§ RECORDS
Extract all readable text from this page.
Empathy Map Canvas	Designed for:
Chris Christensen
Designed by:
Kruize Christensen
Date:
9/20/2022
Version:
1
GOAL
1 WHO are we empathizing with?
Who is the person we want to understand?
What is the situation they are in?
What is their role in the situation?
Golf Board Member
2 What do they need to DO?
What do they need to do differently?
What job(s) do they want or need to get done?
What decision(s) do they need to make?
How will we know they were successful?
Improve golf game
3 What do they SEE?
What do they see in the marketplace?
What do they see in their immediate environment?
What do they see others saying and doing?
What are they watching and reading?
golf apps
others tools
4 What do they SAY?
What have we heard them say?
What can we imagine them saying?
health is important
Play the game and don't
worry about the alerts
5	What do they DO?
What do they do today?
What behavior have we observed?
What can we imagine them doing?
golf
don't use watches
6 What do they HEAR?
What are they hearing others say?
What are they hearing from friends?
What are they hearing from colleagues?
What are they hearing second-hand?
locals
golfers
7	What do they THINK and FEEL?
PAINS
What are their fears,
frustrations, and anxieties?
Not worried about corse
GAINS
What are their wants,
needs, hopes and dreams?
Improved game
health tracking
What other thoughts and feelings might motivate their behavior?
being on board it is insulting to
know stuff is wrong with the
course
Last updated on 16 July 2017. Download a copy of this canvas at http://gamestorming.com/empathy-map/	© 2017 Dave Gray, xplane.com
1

§ DIRECTIVE
Transcribe each record exactly. Leave nothing out.

§ FINISHED EXERCISE
Extract all readable text from this page.
Empathy Map Canvas	Designed for:
Chris Christensen
Designed by:
Kruize Christensen
Date:
9/20/2022
Version:
1
GOAL
1 WHO are we empathizing with?
Who is the person we want to understand?
What is the situation they are in?
What is their role in the situation?
Golf Board Member
2 What do they need to DO?
What do they need to do differently?
What job(s) do they want or need to get done?
What decision(s) do they need to make?
How will we know they were successful?
Improve golf game
3 What do they SEE?
What do they see in the marketplace?
What do they see in their immediate environment?
What do they see others saying and doing?
What are they watching and reading?
golf apps
others tools
4 What do they SAY?
What have we heard them say?
What can we imagine them saying?
health is important
Play the game and don't
worry about the alerts
5	What do they DO?
What do they do today?
What behavior have we observed?
What can we imagine them doing?
golf
don't use watches
6 What do they HEAR?
What are they hearing others say?
What are they hearing from friends?
What are they hearing from colleagues?
What are they hearing second-hand?
locals
golfers
7	What do they THINK and FEEL?
PAINS
What are their fears,
frustrations, and anxieties?
Not worried about corse
GAINS
What are their wants,
needs, hopes and dreams?
Improved game
health tracking
What other thoughts and feelings might motivate their behavior?
being on board it is insulting to
know stuff is wrong with the
course
Last updated on 16 July 2017. Download a copy of this canvas at http://gamestorming.com/empathy-map/	© 2017 Dave Gray, xplane.com
1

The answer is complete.